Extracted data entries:
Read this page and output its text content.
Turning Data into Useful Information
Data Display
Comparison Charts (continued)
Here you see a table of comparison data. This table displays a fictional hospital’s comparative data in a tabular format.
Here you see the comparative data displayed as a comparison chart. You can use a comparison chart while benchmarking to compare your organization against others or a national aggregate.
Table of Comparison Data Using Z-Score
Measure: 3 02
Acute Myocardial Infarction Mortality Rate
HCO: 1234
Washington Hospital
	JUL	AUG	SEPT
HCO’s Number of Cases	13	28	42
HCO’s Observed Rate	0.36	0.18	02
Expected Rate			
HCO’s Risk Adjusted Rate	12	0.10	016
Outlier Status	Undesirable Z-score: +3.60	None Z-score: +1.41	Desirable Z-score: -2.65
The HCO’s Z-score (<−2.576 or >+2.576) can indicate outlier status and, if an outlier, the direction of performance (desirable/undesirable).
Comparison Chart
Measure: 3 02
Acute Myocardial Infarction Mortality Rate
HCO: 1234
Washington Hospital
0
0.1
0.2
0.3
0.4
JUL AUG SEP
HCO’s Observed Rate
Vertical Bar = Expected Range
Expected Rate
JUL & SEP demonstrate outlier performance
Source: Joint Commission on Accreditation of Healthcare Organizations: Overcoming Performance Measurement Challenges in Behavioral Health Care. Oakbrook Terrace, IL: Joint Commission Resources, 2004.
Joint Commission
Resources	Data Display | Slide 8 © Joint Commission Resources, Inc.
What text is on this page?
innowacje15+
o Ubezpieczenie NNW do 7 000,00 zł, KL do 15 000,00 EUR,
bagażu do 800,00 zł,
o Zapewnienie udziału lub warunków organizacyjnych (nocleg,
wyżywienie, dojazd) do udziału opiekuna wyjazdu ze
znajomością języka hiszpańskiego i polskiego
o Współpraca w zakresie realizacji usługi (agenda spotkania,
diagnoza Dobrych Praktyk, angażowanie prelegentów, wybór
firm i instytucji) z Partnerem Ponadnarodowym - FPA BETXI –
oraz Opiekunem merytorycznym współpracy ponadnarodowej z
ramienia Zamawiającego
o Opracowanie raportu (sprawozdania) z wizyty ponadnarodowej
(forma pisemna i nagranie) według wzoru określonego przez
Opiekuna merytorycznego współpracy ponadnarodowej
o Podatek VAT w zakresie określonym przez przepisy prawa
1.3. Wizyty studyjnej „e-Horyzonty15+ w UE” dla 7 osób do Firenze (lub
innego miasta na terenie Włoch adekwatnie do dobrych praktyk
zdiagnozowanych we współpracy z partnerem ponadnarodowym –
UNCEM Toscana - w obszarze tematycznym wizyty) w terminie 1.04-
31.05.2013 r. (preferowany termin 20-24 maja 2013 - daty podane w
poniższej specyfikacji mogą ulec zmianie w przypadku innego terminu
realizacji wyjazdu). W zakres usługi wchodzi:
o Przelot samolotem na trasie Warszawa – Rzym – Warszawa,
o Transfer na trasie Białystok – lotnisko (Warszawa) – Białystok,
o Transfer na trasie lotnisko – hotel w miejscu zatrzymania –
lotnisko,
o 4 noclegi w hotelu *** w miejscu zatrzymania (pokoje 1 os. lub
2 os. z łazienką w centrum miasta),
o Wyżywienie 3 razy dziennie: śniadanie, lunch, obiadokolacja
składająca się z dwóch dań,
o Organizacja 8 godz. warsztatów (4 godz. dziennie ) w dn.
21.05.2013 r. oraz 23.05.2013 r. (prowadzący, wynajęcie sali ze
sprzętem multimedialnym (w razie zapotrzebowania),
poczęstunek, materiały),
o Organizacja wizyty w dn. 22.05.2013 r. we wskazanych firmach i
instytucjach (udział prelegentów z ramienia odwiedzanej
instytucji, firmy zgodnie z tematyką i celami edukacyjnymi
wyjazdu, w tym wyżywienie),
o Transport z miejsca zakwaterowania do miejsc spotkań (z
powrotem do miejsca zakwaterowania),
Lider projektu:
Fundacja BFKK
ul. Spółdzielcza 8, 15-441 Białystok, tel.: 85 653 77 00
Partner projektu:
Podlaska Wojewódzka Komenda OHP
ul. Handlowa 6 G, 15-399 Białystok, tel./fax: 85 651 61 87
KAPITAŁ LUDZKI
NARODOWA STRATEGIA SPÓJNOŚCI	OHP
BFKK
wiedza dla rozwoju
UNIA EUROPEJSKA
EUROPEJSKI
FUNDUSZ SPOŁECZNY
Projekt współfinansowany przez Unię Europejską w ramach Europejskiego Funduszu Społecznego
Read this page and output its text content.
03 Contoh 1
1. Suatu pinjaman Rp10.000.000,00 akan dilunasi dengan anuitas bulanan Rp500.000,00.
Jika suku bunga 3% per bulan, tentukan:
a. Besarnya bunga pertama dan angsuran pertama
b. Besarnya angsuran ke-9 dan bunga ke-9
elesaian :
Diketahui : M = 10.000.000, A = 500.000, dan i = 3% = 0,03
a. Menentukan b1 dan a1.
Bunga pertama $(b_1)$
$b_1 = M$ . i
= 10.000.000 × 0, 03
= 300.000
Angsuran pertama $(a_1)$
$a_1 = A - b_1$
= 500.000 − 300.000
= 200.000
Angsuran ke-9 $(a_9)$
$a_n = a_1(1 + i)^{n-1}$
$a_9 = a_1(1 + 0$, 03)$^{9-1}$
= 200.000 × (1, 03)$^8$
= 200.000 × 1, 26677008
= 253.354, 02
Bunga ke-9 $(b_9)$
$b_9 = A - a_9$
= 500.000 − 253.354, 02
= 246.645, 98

WHAT IS EXPECTED —
Without changing a word, restate the whole listing.

TASK RESULT —
Read this page and output its text content.
Turning Data into Useful Information
Data Display
Comparison Charts (continued)
Here you see a table of comparison data. This table displays a fictional hospital’s comparative data in a tabular format.
Here you see the comparative data displayed as a comparison chart. You can use a comparison chart while benchmarking to compare your organization against others or a national aggregate.
Table of Comparison Data Using Z-Score
Measure: 3 02
Acute Myocardial Infarction Mortality Rate
HCO: 1234
Washington Hospital
	JUL	AUG	SEPT
HCO’s Number of Cases	13	28	42
HCO’s Observed Rate	0.36	0.18	02
Expected Rate			
HCO’s Risk Adjusted Rate	12	0.10	016
Outlier Status	Undesirable Z-score: +3.60	None Z-score: +1.41	Desirable Z-score: -2.65
The HCO’s Z-score (<−2.576 or >+2.576) can indicate outlier status and, if an outlier, the direction of performance (desirable/undesirable).
Comparison Chart
Measure: 3 02
Acute Myocardial Infarction Mortality Rate
HCO: 1234
Washington Hospital
0
0.1
0.2
0.3
0.4
JUL AUG SEP
HCO’s Observed Rate
Vertical Bar = Expected Range
Expected Rate
JUL & SEP demonstrate outlier performance
Source: Joint Commission on Accreditation of Healthcare Organizations: Overcoming Performance Measurement Challenges in Behavioral Health Care. Oakbrook Terrace, IL: Joint Commission Resources, 2004.
Joint Commission
Resources	Data Display | Slide 8 © Joint Commission Resources, Inc.
What text is on this page?
innowacje15+
o Ubezpieczenie NNW do 7 000,00 zł, KL do 15 000,00 EUR,
bagażu do 800,00 zł,
o Zapewnienie udziału lub warunków organizacyjnych (nocleg,
wyżywienie, dojazd) do udziału opiekuna wyjazdu ze
znajomością języka hiszpańskiego i polskiego
o Współpraca w zakresie realizacji usługi (agenda spotkania,
diagnoza Dobrych Praktyk, angażowanie prelegentów, wybór
firm i instytucji) z Partnerem Ponadnarodowym - FPA BETXI –
oraz Opiekunem merytorycznym współpracy ponadnarodowej z
ramienia Zamawiającego
o Opracowanie raportu (sprawozdania) z wizyty ponadnarodowej
(forma pisemna i nagranie) według wzoru określonego przez
Opiekuna merytorycznego współpracy ponadnarodowej
o Podatek VAT w zakresie określonym przez przepisy prawa
1.3. Wizyty studyjnej „e-Horyzonty15+ w UE” dla 7 osób do Firenze (lub
innego miasta na terenie Włoch adekwatnie do dobrych praktyk
zdiagnozowanych we współpracy z partnerem ponadnarodowym –
UNCEM Toscana - w obszarze tematycznym wizyty) w terminie 1.04-
31.05.2013 r. (preferowany termin 20-24 maja 2013 - daty podane w
poniższej specyfikacji mogą ulec zmianie w przypadku innego terminu
realizacji wyjazdu). W zakres usługi wchodzi:
o Przelot samolotem na trasie Warszawa – Rzym – Warszawa,
o Transfer na trasie Białystok – lotnisko (Warszawa) – Białystok,
o Transfer na trasie lotnisko – hotel w miejscu zatrzymania –
lotnisko,
o 4 noclegi w hotelu *** w miejscu zatrzymania (pokoje 1 os. lub
2 os. z łazienką w centrum miasta),
o Wyżywienie 3 razy dziennie: śniadanie, lunch, obiadokolacja
składająca się z dwóch dań,
o Organizacja 8 godz. warsztatów (4 godz. dziennie ) w dn.
21.05.2013 r. oraz 23.05.2013 r. (prowadzący, wynajęcie sali ze
sprzętem multimedialnym (w razie zapotrzebowania),
poczęstunek, materiały),
o Organizacja wizyty w dn. 22.05.2013 r. we wskazanych firmach i
instytucjach (udział prelegentów z ramienia odwiedzanej
instytucji, firmy zgodnie z tematyką i celami edukacyjnymi
wyjazdu, w tym wyżywienie),
o Transport z miejsca zakwaterowania do miejsc spotkań (z
powrotem do miejsca zakwaterowania),
Lider projektu:
Fundacja BFKK
ul. Spółdzielcza 8, 15-441 Białystok, tel.: 85 653 77 00
Partner projektu:
Podlaska Wojewódzka Komenda OHP
ul. Handlowa 6 G, 15-399 Białystok, tel./fax: 85 651 61 87
KAPITAŁ LUDZKI
NARODOWA STRATEGIA SPÓJNOŚCI	OHP
BFKK
wiedza dla rozwoju
UNIA EUROPEJSKA
EUROPEJSKI
FUNDUSZ SPOŁECZNY
Projekt współfinansowany przez Unię Europejską w ramach Europejskiego Funduszu Społecznego
Read this page and output its text content.
03 Contoh 1
1. Suatu pinjaman Rp10.000.000,00 akan dilunasi dengan anuitas bulanan Rp500.000,00.
Jika suku bunga 3% per bulan, tentukan:
a. Besarnya bunga pertama dan angsuran pertama
b. Besarnya angsuran ke-9 dan bunga ke-9
elesaian :
Diketahui : M = 10.000.000, A = 500.000, dan i = 3% = 0,03
a. Menentukan b1 dan a1.
Bunga pertama $(b_1)$
$b_1 = M$ . i
= 10.000.000 × 0, 03
= 300.000
Angsuran pertama $(a_1)$
$a_1 = A - b_1$
= 500.000 − 300.000
= 200.000
Angsuran ke-9 $(a_9)$
$a_n = a_1(1 + i)^{n-1}$
$a_9 = a_1(1 + 0$, 03)$^{9-1}$
= 200.000 × (1, 03)$^8$
= 200.000 × 1, 26677008
= 253.354, 02
Bunga ke-9 $(b_9)$
$b_9 = A - a_9$
= 500.000 − 253.354, 02
= 246.645, 98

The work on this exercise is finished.